-- Material provided follows --

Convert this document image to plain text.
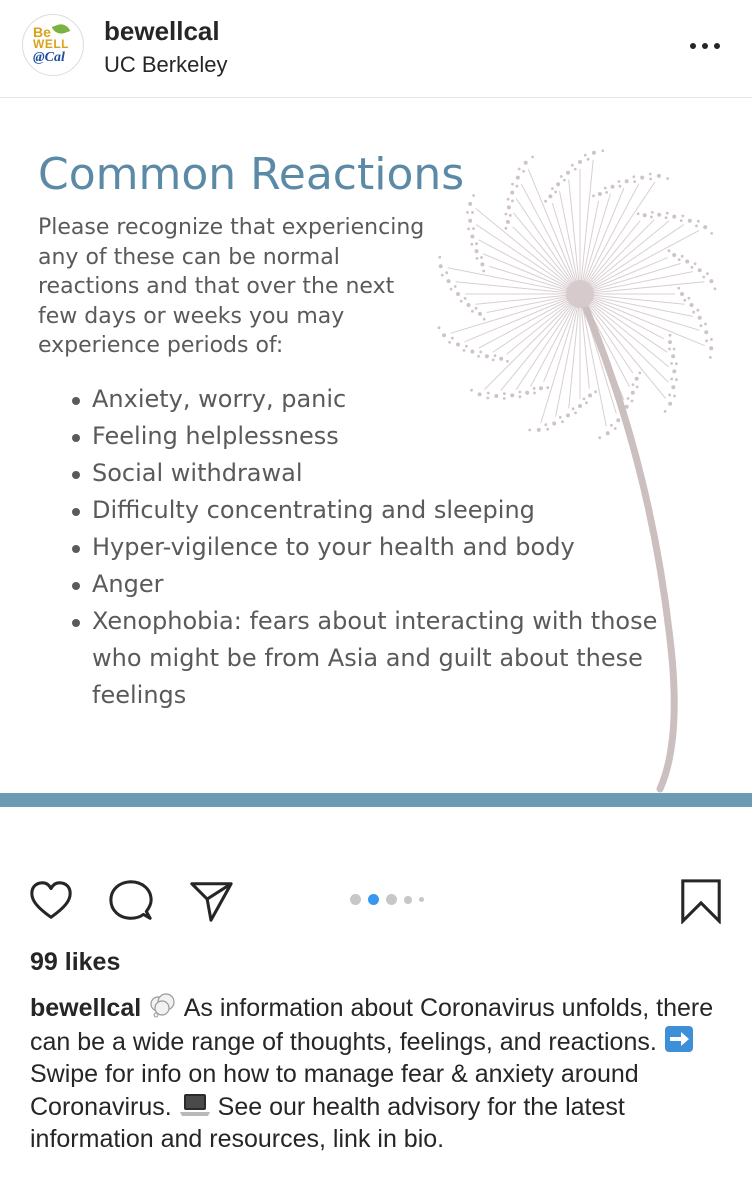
Be
WELL
@Cal
bewellcal
UC Berkeley
Common Reactions
Please recognize that experiencing any of these can be normal reactions and that over the next few days or weeks you may experience periods of:
Anxiety, worry, panic
Feeling helplessness
Social withdrawal
Difficulty concentrating and sleeping
Hyper-vigilence to your health and body
Anger
Xenophobia: fears about interacting with those who might be from Asia and guilt about these feelings
99 likes
bewellcal As information about Coronavirus unfolds, there can be a wide range of thoughts, feelings, and reactions.  Swipe for info on how to manage fear & anxiety around Coronavirus. See our health advisory for the latest information and resources, link in bio.
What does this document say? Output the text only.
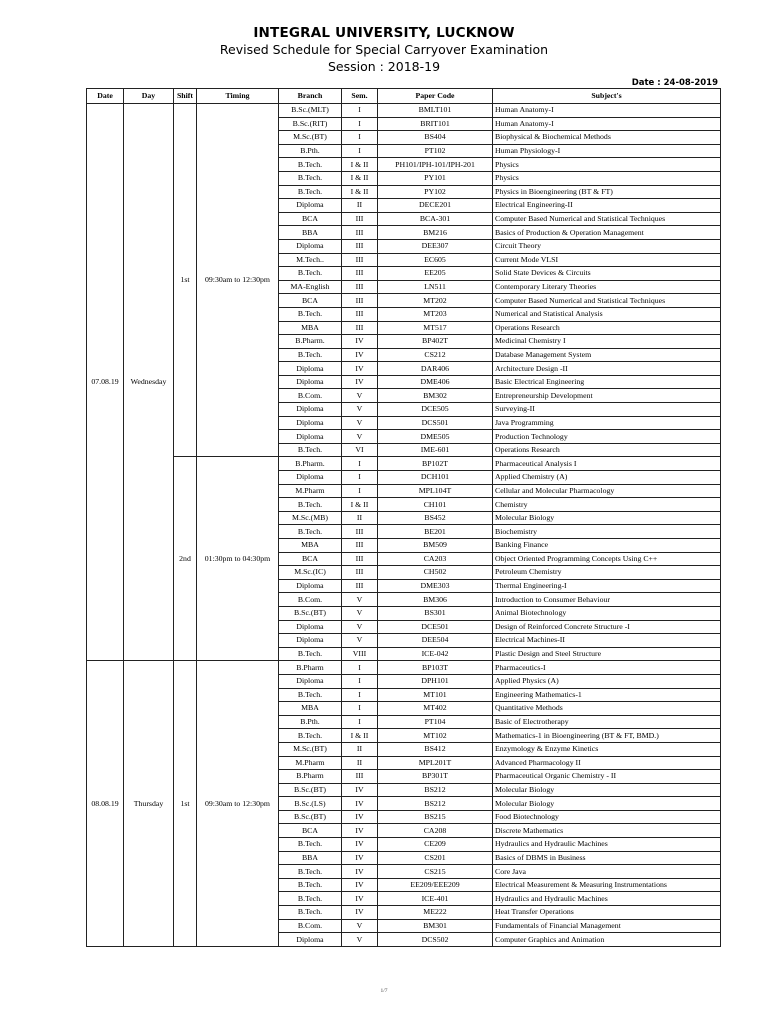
INTEGRAL UNIVERSITY, LUCKNOW
Revised Schedule for Special Carryover Examination
Session : 2018-19
Date : 24-08-2019
Date	Day	Shift	Timing	Branch	Sem.	Paper Code	Subject's
07.08.19	Wednesday	1st	09:30am to 12:30pm	B.Sc.(MLT)	I	BMLT101	Human Anatomy-I
				B.Sc.(RIT)	I	BRIT101	Human Anatomy-I
				M.Sc.(BT)	I	BS404	Biophysical & Biochemical Methods
				B.Pth.	I	PT102	Human Physiology-I
				B.Tech.	I & II	PH101/IPH-101/IPH-201	Physics
				B.Tech.	I & II	PY101	Physics
				B.Tech.	I & II	PY102	Physics in Bioengineering (BT & FT)
				Diploma	II	DECE201	Electrical Engineering-II
				BCA	III	BCA-301	Computer Based Numerical and Statistical Techniques
				BBA	III	BM216	Basics of Production & Operation Management
				Diploma	III	DEE307	Circuit Theory
				M.Tech..	III	EC605	Current Mode VLSI
				B.Tech.	III	EE205	Solid State Devices & Circuits
				MA-English	III	LN511	Contemporary Literary Theories
				BCA	III	MT202	Computer Based Numerical and Statistical Techniques
				B.Tech.	III	MT203	Numerical and Statistical Analysis
				MBA	III	MT517	Operations Research
				B.Pharm.	IV	BP402T	Medicinal Chemistry I
				B.Tech.	IV	CS212	Database Management System
				Diploma	IV	DAR406	Architecture Design -II
				Diploma	IV	DME406	Basic Electrical Engineering
				B.Com.	V	BM302	Entrepreneurship Development
				Diploma	V	DCE505	Surveying-II
				Diploma	V	DCS501	Java Programming
				Diploma	V	DME505	Production Technology
				B.Tech.	VI	IME-601	Operations Research
		2nd	01:30pm to 04:30pm	B.Pharm.	I	BP102T	Pharmaceutical Analysis I
				Diploma	I	DCH101	Applied Chemistry (A)
				M.Pharm	I	MPL104T	Cellular and Molecular Pharmacology
				B.Tech.	I & II	CH101	Chemistry
				M.Sc.(MB)	II	BS452	Molecular Biology
				B.Tech.	III	BE201	Biochemistry
				MBA	III	BM509	Banking Finance
				BCA	III	CA203	Object Oriented Programming Concepts Using C++
				M.Sc.(IC)	III	CH502	Petroleum Chemistry
				Diploma	III	DME303	Thermal Engineering-I
				B.Com.	V	BM306	Introduction to Consumer Behaviour
				B.Sc.(BT)	V	BS301	Animal Biotechnology
				Diploma	V	DCE501	Design of Reinforced Concrete Structure -I
				Diploma	V	DEE504	Electrical Machines-II
				B.Tech.	VIII	ICE-042	Plastic Design and Steel Structure
08.08.19	Thursday	1st	09:30am to 12:30pm	B.Pharm	I	BP103T	Pharmaceutics-I
				Diploma	I	DPH101	Applied Physics (A)
				B.Tech.	I	MT101	Engineering Mathematics-1
				MBA	I	MT402	Quantitative Methods
				B.Pth.	I	PT104	Basic of Electrotherapy
				B.Tech.	I & II	MT102	Mathematics-1 in Bioengineering (BT & FT, BMD.)
				M.Sc.(BT)	II	BS412	Enzymology & Enzyme Kinetics
				M.Pharm	II	MPL201T	Advanced Pharmacology II
				B.Pharm	III	BP301T	Pharmaceutical Organic Chemistry - II
				B.Sc.(BT)	IV	BS212	Molecular Biology
				B.Sc.(LS)	IV	BS212	Molecular Biology
				B.Sc.(BT)	IV	BS215	Food Biotechnology
				BCA	IV	CA208	Discrete Mathematics
				B.Tech.	IV	CE209	Hydraulics and Hydraulic Machines
				BBA	IV	CS201	Basics of DBMS in Business
				B.Tech.	IV	CS215	Core Java
				B.Tech.	IV	EE209/EEE209	Electrical Measurement & Measuring Instrumentations
				B.Tech.	IV	ICE-401	Hydraulics and Hydraulic Machines
				B.Tech.	IV	ME222	Heat Transfer Operations
				B.Com.	V	BM301	Fundamentals of Financial Management
				Diploma	V	DCS502	Computer Graphics and Animation
1/7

-- Material provided concluded --

Activity: What is wanted is a copy of every line in the listing that includes the word "Techniques".

Task response:
				BCA	III	BCA-301	Computer Based Numerical and Statistical Techniques
				BCA	III	MT202	Computer Based Numerical and Statistical Techniques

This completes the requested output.